What is expected =
Show each line that has the string "name" in it.

Raw records =
^^^^^^^^^^^^^^^^
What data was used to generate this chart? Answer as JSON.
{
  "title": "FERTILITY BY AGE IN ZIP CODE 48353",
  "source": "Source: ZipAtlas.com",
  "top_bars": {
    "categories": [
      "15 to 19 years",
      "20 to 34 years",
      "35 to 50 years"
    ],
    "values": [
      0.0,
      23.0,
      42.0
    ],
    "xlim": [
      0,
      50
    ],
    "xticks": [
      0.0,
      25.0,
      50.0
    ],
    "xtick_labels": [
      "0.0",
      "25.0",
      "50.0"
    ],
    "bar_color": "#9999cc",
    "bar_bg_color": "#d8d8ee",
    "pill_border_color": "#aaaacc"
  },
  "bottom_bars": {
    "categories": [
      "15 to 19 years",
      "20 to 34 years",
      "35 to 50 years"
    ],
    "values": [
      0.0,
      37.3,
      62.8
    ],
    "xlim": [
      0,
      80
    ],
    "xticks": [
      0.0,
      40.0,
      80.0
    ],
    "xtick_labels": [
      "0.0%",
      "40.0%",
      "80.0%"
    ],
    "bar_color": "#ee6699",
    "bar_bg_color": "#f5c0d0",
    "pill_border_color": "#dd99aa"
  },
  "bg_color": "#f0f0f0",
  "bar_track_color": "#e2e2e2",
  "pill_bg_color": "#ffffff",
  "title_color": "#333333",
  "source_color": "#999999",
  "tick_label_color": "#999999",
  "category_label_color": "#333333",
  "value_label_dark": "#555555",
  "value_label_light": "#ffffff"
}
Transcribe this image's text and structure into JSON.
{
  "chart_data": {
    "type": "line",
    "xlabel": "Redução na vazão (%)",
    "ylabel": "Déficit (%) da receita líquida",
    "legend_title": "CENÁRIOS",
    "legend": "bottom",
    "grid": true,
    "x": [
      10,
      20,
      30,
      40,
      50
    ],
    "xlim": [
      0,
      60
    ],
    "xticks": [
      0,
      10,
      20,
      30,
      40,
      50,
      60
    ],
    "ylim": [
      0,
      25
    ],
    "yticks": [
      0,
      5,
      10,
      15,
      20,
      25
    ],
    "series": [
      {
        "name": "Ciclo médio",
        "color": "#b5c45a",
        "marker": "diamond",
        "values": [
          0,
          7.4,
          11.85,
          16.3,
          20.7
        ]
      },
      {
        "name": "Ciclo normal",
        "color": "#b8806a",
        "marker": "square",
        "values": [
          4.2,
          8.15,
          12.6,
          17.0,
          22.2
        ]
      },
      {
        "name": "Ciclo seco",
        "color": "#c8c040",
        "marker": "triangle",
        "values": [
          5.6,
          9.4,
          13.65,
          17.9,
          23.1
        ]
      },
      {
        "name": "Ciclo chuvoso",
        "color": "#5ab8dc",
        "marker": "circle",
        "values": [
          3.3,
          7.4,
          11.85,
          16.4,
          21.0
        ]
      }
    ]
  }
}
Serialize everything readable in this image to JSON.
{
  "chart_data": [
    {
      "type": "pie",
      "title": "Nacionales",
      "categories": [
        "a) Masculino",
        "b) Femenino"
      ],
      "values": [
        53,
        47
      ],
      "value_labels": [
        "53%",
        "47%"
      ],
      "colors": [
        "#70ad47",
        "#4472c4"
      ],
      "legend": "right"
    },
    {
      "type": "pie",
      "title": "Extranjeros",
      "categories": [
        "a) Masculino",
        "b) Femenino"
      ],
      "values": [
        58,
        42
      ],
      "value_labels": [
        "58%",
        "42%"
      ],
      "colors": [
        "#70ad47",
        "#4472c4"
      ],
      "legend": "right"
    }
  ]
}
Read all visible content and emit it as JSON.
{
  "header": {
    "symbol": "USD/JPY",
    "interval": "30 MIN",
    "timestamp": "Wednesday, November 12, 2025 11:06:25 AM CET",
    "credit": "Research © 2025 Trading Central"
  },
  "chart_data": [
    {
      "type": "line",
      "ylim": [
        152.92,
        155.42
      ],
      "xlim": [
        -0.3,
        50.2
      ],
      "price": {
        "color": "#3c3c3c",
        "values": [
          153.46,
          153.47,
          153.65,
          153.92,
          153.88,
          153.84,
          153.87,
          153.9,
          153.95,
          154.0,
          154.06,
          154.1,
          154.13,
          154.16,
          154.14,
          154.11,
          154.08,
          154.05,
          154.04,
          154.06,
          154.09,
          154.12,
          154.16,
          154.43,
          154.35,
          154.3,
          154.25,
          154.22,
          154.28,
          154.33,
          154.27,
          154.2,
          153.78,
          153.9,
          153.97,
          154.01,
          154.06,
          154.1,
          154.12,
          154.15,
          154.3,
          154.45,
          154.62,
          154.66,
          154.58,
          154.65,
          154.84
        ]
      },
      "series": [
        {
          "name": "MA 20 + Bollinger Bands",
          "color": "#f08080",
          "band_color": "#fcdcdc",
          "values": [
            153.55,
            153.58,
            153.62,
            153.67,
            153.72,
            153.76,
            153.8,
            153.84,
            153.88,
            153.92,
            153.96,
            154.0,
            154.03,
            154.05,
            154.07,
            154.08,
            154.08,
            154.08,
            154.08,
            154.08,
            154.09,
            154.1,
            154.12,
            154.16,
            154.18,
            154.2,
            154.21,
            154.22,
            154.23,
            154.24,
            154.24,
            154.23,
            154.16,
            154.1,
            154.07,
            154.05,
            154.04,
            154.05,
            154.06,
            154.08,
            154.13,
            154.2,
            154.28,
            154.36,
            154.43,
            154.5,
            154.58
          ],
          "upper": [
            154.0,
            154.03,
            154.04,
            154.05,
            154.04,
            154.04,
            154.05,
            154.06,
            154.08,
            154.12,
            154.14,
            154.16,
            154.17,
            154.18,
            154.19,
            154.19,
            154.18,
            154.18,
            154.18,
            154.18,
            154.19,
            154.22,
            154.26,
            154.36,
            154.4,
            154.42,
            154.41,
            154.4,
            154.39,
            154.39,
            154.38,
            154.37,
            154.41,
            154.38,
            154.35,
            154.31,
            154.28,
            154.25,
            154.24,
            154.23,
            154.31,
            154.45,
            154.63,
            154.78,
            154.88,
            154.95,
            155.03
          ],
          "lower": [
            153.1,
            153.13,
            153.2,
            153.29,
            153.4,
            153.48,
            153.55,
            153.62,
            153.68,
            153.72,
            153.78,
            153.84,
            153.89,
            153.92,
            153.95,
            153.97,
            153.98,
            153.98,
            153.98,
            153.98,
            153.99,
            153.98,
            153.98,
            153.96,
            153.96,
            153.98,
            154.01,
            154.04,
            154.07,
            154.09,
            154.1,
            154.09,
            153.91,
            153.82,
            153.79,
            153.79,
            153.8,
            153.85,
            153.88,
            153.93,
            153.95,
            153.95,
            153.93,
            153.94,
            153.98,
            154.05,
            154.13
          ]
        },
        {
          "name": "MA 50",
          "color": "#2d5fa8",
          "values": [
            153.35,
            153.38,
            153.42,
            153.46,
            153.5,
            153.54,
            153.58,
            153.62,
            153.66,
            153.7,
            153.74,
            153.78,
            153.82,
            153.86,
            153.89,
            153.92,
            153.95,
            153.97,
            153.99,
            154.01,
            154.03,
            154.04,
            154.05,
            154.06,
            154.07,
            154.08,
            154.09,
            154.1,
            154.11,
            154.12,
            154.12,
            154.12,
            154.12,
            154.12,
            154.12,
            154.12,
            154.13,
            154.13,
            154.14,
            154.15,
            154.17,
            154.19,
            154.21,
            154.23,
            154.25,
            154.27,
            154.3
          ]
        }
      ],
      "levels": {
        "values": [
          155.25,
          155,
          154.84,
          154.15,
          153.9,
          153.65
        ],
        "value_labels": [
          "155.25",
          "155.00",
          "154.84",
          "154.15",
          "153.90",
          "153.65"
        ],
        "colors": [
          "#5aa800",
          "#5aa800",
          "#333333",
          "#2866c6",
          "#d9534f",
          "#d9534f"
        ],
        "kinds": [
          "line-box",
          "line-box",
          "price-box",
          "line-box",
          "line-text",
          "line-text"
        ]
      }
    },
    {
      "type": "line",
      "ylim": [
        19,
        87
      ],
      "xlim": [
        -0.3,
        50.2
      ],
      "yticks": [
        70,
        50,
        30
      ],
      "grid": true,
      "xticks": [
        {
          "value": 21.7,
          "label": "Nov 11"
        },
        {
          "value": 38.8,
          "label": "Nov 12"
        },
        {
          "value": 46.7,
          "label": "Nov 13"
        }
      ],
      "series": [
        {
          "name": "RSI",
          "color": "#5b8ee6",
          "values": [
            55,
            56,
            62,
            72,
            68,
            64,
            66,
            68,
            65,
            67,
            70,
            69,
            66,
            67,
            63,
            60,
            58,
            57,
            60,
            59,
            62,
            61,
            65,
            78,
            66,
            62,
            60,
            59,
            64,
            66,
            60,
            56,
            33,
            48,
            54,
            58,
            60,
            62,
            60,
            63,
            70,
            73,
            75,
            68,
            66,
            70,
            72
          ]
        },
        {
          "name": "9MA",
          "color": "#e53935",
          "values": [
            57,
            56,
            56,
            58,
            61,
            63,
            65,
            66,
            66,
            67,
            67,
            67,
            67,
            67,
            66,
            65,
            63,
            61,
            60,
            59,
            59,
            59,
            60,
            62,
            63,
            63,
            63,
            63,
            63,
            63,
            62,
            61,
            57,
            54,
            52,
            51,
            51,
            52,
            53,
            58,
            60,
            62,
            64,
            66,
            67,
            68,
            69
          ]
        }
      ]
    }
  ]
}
^^^^^^^^^^^^^^^^
Expected output =
        "name": "Ciclo médio",
        "name": "Ciclo normal",
        "name": "Ciclo seco",
        "name": "Ciclo chuvoso",
          "name": "MA 20 + Bollinger Bands",
          "name": "MA 50",
          "name": "RSI",
          "name": "9MA",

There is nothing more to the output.